EXERCISE DESCRIPTION: Quote all of the entries word for word.

START EXTRACTED DATA

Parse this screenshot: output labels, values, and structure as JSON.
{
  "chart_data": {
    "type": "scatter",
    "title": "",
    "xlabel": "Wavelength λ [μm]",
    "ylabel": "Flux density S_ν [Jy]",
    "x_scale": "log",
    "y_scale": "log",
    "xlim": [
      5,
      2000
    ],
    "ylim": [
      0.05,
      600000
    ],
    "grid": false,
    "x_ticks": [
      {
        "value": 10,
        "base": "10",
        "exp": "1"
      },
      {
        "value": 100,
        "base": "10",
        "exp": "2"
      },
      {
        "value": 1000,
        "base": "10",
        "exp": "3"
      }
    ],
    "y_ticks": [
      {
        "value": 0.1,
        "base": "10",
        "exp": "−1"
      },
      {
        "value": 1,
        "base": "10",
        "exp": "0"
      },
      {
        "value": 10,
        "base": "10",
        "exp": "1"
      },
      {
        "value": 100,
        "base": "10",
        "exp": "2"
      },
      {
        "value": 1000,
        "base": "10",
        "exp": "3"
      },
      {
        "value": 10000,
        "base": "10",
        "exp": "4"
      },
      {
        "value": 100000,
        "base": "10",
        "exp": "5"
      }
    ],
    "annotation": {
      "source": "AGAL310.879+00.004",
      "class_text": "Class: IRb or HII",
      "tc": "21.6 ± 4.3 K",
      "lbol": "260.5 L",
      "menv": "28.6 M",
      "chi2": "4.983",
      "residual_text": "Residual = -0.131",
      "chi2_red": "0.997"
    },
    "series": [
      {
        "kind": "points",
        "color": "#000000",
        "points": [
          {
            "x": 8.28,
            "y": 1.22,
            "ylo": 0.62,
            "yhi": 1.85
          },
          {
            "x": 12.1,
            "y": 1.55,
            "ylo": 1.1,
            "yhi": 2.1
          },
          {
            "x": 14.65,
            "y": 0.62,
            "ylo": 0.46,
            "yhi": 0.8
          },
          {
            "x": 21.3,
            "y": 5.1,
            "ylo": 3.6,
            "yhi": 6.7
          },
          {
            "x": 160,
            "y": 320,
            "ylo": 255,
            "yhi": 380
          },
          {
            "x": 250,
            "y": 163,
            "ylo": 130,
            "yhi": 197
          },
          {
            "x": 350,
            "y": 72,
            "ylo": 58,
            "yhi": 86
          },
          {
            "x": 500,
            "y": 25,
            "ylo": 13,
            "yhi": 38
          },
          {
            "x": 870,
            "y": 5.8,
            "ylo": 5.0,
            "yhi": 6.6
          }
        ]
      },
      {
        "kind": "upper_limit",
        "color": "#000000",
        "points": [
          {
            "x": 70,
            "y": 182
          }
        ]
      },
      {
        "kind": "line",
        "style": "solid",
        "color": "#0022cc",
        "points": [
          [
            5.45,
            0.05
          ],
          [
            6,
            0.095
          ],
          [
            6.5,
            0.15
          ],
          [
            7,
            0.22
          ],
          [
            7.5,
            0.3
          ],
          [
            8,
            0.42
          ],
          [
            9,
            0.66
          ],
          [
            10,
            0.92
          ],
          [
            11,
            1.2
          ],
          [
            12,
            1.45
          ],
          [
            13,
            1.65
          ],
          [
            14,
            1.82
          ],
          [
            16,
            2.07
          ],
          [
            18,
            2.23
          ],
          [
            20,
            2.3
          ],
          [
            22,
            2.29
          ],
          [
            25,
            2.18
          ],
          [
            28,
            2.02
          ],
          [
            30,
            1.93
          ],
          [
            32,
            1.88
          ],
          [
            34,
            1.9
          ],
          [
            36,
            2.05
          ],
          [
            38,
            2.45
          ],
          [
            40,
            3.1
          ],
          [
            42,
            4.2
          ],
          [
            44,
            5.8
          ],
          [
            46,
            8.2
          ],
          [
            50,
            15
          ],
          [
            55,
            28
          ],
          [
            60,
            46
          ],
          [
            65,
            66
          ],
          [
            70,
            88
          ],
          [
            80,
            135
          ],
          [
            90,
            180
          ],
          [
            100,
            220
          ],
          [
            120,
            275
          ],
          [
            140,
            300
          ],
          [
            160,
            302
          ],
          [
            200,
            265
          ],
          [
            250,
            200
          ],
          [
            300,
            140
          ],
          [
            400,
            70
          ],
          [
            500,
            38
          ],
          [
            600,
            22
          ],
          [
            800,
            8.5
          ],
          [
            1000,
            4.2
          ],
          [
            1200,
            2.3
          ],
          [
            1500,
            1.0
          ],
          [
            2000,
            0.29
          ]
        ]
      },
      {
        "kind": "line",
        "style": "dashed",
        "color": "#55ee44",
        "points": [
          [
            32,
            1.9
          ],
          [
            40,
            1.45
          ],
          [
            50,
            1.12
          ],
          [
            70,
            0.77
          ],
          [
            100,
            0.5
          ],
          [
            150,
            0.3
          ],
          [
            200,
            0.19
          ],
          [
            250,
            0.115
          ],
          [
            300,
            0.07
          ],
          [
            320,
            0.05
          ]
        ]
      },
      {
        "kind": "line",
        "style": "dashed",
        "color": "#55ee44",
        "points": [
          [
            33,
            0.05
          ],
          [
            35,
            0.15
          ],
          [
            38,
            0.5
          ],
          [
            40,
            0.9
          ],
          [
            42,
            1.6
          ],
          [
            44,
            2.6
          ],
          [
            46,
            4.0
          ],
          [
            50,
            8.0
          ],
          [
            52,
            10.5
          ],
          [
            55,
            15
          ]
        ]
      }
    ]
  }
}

END EXTRACTED DATA

ANSWER TO THE TASK:
Parse this screenshot: output labels, values, and structure as JSON.
{
  "chart_data": {
    "type": "scatter",
    "title": "",
    "xlabel": "Wavelength λ [μm]",
    "ylabel": "Flux density S_ν [Jy]",
    "x_scale": "log",
    "y_scale": "log",
    "xlim": [
      5,
      2000
    ],
    "ylim": [
      0.05,
      600000
    ],
    "grid": false,
    "x_ticks": [
      {
        "value": 10,
        "base": "10",
        "exp": "1"
      },
      {
        "value": 100,
        "base": "10",
        "exp": "2"
      },
      {
        "value": 1000,
        "base": "10",
        "exp": "3"
      }
    ],
    "y_ticks": [
      {
        "value": 0.1,
        "base": "10",
        "exp": "−1"
      },
      {
        "value": 1,
        "base": "10",
        "exp": "0"
      },
      {
        "value": 10,
        "base": "10",
        "exp": "1"
      },
      {
        "value": 100,
        "base": "10",
        "exp": "2"
      },
      {
        "value": 1000,
        "base": "10",
        "exp": "3"
      },
      {
        "value": 10000,
        "base": "10",
        "exp": "4"
      },
      {
        "value": 100000,
        "base": "10",
        "exp": "5"
      }
    ],
    "annotation": {
      "source": "AGAL310.879+00.004",
      "class_text": "Class: IRb or HII",
      "tc": "21.6 ± 4.3 K",
      "lbol": "260.5 L",
      "menv": "28.6 M",
      "chi2": "4.983",
      "residual_text": "Residual = -0.131",
      "chi2_red": "0.997"
    },
    "series": [
      {
        "kind": "points",
        "color": "#000000",
        "points": [
          {
            "x": 8.28,
            "y": 1.22,
            "ylo": 0.62,
            "yhi": 1.85
          },
          {
            "x": 12.1,
            "y": 1.55,
            "ylo": 1.1,
            "yhi": 2.1
          },
          {
            "x": 14.65,
            "y": 0.62,
            "ylo": 0.46,
            "yhi": 0.8
          },
          {
            "x": 21.3,
            "y": 5.1,
            "ylo": 3.6,
            "yhi": 6.7
          },
          {
            "x": 160,
            "y": 320,
            "ylo": 255,
            "yhi": 380
          },
          {
            "x": 250,
            "y": 163,
            "ylo": 130,
            "yhi": 197
          },
          {
            "x": 350,
            "y": 72,
            "ylo": 58,
            "yhi": 86
          },
          {
            "x": 500,
            "y": 25,
            "ylo": 13,
            "yhi": 38
          },
          {
            "x": 870,
            "y": 5.8,
            "ylo": 5.0,
            "yhi": 6.6
          }
        ]
      },
      {
        "kind": "upper_limit",
        "color": "#000000",
        "points": [
          {
            "x": 70,
            "y": 182
          }
        ]
      },
      {
        "kind": "line",
        "style": "solid",
        "color": "#0022cc",
        "points": [
          [
            5.45,
            0.05
          ],
          [
            6,
            0.095
          ],
          [
            6.5,
            0.15
          ],
          [
            7,
            0.22
          ],
          [
            7.5,
            0.3
          ],
          [
            8,
            0.42
          ],
          [
            9,
            0.66
          ],
          [
            10,
            0.92
          ],
          [
            11,
            1.2
          ],
          [
            12,
            1.45
          ],
          [
            13,
            1.65
          ],
          [
            14,
            1.82
          ],
          [
            16,
            2.07
          ],
          [
            18,
            2.23
          ],
          [
            20,
            2.3
          ],
          [
            22,
            2.29
          ],
          [
            25,
            2.18
          ],
          [
            28,
            2.02
          ],
          [
            30,
            1.93
          ],
          [
            32,
            1.88
          ],
          [
            34,
            1.9
          ],
          [
            36,
            2.05
          ],
          [
            38,
            2.45
          ],
          [
            40,
            3.1
          ],
          [
            42,
            4.2
          ],
          [
            44,
            5.8
          ],
          [
            46,
            8.2
          ],
          [
            50,
            15
          ],
          [
            55,
            28
          ],
          [
            60,
            46
          ],
          [
            65,
            66
          ],
          [
            70,
            88
          ],
          [
            80,
            135
          ],
          [
            90,
            180
          ],
          [
            100,
            220
          ],
          [
            120,
            275
          ],
          [
            140,
            300
          ],
          [
            160,
            302
          ],
          [
            200,
            265
          ],
          [
            250,
            200
          ],
          [
            300,
            140
          ],
          [
            400,
            70
          ],
          [
            500,
            38
          ],
          [
            600,
            22
          ],
          [
            800,
            8.5
          ],
          [
            1000,
            4.2
          ],
          [
            1200,
            2.3
          ],
          [
            1500,
            1.0
          ],
          [
            2000,
            0.29
          ]
        ]
      },
      {
        "kind": "line",
        "style": "dashed",
        "color": "#55ee44",
        "points": [
          [
            32,
            1.9
          ],
          [
            40,
            1.45
          ],
          [
            50,
            1.12
          ],
          [
            70,
            0.77
          ],
          [
            100,
            0.5
          ],
          [
            150,
            0.3
          ],
          [
            200,
            0.19
          ],
          [
            250,
            0.115
          ],
          [
            300,
            0.07
          ],
          [
            320,
            0.05
          ]
        ]
      },
      {
        "kind": "line",
        "style": "dashed",
        "color": "#55ee44",
        "points": [
          [
            33,
            0.05
          ],
          [
            35,
            0.15
          ],
          [
            38,
            0.5
          ],
          [
            40,
            0.9
          ],
          [
            42,
            1.6
          ],
          [
            44,
            2.6
          ],
          [
            46,
            4.0
          ],
          [
            50,
            8.0
          ],
          [
            52,
            10.5
          ],
          [
            55,
            15
          ]
        ]
      }
    ]
  }
}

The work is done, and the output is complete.